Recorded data
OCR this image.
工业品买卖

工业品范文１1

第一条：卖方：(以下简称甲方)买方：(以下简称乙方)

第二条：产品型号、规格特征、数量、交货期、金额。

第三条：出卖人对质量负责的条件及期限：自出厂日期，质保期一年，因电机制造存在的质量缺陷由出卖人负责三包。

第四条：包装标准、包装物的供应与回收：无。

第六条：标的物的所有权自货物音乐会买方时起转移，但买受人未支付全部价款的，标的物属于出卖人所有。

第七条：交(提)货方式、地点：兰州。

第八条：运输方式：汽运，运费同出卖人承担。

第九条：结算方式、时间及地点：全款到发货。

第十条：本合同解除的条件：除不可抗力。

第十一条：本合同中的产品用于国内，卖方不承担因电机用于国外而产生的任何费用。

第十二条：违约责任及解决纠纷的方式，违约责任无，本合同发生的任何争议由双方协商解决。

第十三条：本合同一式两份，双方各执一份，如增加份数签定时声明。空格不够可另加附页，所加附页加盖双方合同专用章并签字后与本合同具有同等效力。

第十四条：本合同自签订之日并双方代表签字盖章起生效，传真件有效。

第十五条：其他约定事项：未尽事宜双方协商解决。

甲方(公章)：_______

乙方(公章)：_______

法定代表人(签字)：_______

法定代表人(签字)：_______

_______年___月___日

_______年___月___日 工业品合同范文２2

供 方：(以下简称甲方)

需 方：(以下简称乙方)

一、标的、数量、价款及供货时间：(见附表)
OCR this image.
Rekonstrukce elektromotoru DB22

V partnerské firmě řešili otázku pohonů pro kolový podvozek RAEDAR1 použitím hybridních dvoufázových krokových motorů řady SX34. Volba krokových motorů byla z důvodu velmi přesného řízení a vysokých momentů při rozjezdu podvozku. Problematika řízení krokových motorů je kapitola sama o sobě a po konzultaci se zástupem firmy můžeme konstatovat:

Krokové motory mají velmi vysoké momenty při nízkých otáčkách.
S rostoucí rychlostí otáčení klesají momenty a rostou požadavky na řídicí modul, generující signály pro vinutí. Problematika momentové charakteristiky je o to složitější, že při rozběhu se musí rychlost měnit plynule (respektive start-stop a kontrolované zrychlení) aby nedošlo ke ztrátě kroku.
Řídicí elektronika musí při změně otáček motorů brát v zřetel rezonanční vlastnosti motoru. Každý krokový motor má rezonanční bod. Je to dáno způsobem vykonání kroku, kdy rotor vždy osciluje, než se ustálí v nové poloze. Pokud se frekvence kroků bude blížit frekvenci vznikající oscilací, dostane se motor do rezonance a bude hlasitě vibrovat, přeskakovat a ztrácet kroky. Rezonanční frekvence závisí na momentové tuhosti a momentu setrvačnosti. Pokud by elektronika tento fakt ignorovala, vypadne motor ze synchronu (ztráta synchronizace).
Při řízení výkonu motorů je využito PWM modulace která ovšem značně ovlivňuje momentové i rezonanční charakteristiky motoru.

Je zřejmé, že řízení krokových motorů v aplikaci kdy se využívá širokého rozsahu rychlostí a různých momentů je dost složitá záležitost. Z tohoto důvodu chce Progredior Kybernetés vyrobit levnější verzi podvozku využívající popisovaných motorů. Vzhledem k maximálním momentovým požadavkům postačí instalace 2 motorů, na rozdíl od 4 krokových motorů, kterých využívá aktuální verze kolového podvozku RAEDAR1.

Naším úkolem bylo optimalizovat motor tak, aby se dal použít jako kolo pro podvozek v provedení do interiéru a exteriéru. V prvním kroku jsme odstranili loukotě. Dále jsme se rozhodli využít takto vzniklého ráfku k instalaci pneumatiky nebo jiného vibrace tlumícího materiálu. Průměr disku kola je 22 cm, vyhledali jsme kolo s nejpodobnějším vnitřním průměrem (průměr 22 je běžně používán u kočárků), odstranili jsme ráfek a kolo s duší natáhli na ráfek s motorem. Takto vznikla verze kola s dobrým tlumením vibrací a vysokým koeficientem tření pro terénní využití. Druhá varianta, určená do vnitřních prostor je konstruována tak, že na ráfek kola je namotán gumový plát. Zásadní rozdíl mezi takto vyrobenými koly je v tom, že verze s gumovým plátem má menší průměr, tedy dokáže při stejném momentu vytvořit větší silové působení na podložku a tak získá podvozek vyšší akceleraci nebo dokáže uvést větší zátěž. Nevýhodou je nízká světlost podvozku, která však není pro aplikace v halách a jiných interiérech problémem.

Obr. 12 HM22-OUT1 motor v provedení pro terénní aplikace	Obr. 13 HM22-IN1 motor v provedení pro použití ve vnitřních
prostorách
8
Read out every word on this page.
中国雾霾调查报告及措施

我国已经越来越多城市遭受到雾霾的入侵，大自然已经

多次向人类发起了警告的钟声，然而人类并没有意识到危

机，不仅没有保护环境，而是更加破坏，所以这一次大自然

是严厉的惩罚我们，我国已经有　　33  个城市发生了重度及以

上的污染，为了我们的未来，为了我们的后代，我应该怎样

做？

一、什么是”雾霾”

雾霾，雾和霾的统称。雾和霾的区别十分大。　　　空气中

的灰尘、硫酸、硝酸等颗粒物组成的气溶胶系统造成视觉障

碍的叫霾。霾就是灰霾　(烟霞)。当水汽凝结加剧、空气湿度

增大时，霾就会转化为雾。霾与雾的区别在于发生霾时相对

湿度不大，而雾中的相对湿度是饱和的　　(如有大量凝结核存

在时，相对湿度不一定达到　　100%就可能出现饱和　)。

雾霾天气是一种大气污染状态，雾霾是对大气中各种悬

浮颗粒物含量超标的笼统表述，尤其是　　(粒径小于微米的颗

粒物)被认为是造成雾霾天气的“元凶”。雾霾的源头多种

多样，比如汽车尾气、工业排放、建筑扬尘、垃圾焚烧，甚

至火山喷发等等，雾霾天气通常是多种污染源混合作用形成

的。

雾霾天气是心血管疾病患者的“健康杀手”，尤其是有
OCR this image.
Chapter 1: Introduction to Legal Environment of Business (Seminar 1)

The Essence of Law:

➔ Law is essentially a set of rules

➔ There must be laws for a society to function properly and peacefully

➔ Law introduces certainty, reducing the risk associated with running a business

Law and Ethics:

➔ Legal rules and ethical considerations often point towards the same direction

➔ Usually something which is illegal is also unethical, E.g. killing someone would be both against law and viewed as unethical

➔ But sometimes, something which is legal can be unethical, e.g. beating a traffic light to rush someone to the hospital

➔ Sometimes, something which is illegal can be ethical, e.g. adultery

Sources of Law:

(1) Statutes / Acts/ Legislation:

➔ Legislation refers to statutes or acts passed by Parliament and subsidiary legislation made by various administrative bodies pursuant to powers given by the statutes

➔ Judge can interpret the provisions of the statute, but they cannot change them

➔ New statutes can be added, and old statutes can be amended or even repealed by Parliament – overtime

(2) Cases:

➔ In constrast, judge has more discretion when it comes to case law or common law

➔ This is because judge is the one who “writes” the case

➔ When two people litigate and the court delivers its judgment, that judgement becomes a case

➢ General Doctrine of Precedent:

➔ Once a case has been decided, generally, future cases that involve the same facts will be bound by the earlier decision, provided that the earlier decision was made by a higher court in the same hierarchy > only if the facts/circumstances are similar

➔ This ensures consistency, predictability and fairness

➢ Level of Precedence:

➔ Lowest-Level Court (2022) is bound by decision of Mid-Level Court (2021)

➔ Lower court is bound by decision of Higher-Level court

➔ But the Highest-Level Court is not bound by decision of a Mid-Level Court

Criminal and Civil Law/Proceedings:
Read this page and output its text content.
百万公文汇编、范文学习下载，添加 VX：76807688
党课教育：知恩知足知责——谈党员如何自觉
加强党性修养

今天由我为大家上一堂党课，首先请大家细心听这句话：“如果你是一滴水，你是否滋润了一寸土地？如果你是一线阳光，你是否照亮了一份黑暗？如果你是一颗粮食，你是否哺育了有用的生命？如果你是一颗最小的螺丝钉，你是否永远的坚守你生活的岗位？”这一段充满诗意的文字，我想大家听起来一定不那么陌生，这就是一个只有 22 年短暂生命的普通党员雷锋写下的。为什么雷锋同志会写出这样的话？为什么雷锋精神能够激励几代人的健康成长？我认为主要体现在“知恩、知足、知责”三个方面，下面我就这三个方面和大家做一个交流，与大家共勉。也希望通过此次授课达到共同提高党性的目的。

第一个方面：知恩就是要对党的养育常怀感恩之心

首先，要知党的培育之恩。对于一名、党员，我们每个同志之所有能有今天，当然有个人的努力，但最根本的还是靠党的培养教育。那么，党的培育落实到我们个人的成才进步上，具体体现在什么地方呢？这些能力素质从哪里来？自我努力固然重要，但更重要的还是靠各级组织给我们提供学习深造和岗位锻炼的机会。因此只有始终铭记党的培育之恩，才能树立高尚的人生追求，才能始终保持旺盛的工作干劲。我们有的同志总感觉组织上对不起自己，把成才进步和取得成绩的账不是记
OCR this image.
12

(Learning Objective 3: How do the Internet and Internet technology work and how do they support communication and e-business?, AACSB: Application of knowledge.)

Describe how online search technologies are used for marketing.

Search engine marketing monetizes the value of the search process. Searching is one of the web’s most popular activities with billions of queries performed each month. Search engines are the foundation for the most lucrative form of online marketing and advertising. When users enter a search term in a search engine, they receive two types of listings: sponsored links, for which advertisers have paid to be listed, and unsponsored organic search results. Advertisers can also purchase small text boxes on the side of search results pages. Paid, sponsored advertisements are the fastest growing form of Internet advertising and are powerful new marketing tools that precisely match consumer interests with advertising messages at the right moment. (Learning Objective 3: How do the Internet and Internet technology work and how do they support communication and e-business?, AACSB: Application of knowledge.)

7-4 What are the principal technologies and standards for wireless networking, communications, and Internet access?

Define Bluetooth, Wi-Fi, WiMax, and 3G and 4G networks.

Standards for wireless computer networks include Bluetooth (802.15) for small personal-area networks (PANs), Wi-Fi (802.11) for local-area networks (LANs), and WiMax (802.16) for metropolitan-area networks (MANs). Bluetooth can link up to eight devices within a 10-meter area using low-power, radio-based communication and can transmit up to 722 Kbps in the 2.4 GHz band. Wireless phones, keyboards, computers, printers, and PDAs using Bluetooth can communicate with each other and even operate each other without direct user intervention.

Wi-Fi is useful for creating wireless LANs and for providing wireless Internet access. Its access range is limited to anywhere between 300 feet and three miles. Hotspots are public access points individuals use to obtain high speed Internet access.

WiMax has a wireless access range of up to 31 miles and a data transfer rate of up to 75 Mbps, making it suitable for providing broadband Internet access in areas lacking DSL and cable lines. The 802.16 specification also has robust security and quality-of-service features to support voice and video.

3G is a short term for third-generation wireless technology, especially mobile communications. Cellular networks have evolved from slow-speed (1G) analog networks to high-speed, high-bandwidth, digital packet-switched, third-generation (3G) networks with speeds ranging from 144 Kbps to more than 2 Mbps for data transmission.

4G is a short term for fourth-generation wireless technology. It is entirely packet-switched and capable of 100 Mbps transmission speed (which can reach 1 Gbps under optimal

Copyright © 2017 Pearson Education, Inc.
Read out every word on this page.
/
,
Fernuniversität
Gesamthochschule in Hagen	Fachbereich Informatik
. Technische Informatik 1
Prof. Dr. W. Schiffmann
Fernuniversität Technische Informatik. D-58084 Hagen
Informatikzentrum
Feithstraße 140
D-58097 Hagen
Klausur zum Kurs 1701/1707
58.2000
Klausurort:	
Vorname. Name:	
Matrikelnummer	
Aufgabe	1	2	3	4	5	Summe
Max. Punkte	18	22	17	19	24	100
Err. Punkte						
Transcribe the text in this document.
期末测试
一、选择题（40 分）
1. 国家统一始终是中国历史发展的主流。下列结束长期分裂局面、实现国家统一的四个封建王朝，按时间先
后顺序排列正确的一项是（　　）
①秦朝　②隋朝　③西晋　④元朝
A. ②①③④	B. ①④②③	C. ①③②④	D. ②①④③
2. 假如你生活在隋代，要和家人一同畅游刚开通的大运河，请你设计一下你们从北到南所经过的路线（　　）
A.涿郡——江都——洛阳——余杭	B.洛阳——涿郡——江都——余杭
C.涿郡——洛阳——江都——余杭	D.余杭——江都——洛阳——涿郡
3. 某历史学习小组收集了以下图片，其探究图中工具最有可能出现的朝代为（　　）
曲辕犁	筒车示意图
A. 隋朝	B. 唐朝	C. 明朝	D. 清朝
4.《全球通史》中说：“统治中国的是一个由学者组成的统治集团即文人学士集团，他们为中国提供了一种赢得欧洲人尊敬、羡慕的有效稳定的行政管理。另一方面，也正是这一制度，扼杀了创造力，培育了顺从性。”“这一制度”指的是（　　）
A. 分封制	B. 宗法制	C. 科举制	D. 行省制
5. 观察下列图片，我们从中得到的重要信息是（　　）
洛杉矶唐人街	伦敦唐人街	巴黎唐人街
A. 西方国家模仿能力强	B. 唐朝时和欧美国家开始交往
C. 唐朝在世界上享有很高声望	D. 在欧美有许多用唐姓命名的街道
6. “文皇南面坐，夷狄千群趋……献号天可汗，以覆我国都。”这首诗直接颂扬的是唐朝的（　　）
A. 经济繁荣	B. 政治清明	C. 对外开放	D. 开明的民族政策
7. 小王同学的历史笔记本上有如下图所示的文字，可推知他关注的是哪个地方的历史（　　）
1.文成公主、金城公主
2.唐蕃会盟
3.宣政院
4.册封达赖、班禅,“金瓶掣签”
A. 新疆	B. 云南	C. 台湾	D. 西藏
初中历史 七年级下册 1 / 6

* Task goal *
Which lines of the data include "Technische"? Copy each of them.

* Solution below *
. Technische Informatik 1
Fernuniversität Technische Informatik. D-58084 Hagen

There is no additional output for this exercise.